**Request:** Answer with one number only: the number of lines that contain "cumple".

● ● ●

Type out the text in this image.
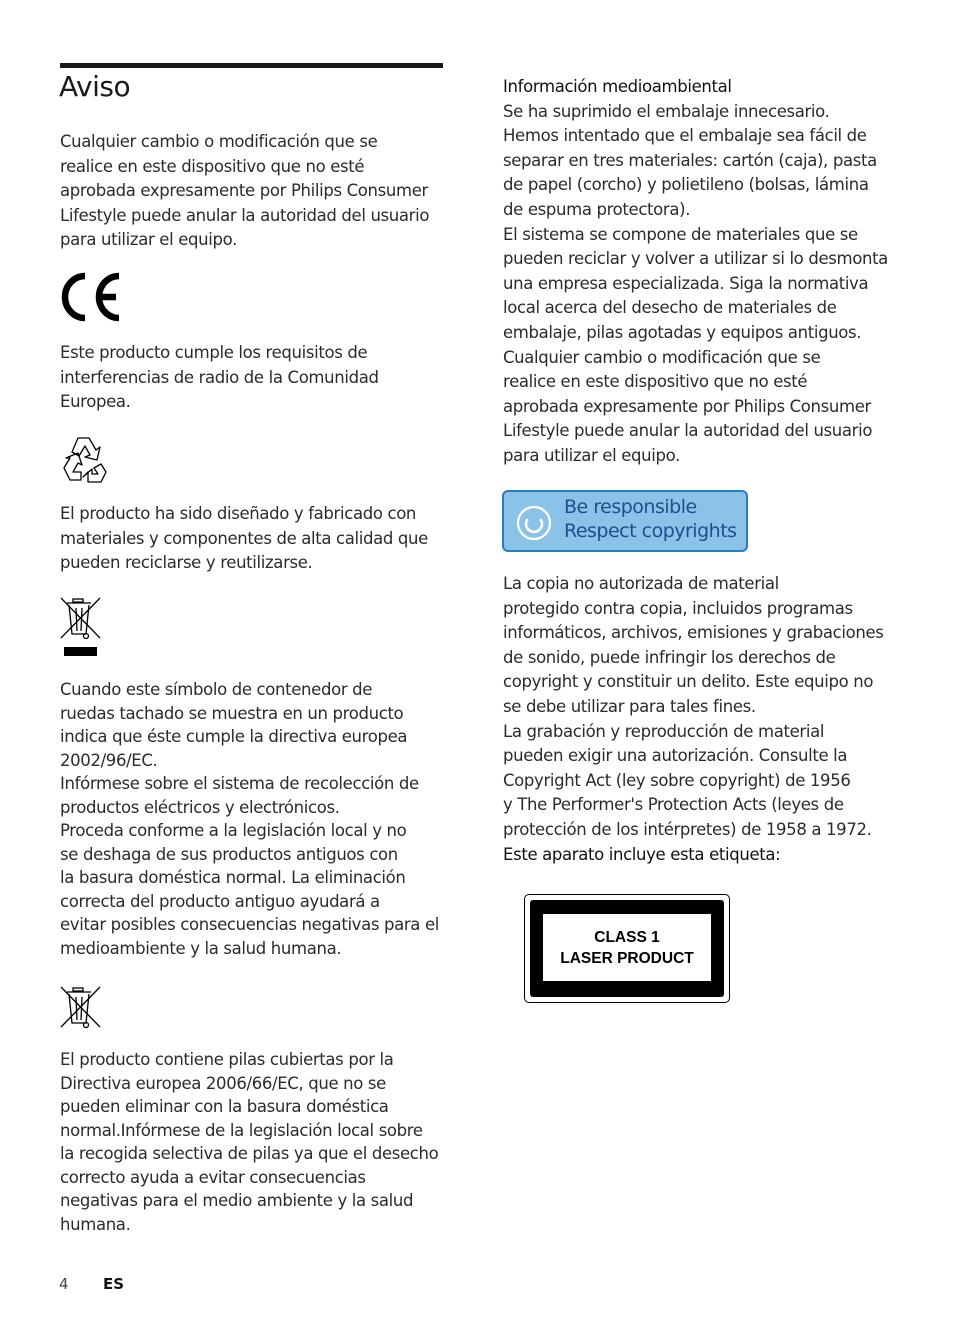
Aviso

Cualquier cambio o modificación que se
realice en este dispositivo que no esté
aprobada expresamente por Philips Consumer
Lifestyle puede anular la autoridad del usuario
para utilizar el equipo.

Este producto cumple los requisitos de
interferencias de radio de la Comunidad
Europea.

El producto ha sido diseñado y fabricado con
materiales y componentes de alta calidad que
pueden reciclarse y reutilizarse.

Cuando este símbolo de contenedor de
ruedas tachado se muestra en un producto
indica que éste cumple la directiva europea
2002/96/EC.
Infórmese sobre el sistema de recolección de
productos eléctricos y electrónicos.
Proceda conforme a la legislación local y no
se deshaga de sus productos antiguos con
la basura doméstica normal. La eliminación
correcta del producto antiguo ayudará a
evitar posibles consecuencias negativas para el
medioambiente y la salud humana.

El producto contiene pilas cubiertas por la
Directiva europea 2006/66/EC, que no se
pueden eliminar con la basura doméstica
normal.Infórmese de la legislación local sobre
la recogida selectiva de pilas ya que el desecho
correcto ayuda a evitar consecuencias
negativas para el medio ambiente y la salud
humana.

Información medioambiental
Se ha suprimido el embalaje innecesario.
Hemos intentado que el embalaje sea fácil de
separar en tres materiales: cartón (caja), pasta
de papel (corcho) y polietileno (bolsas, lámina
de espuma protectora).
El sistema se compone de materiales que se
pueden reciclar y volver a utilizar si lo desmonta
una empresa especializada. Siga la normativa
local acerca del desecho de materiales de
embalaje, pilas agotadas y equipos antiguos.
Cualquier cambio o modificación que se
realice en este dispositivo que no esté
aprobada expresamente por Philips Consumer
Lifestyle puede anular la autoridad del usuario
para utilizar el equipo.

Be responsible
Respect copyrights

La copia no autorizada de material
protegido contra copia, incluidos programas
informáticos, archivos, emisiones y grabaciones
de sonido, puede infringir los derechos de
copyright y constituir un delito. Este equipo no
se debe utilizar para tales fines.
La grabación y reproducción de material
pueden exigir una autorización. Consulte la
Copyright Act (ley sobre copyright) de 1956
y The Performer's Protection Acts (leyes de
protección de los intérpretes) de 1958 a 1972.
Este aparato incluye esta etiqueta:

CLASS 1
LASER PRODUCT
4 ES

● ● ●

**Task output:** 2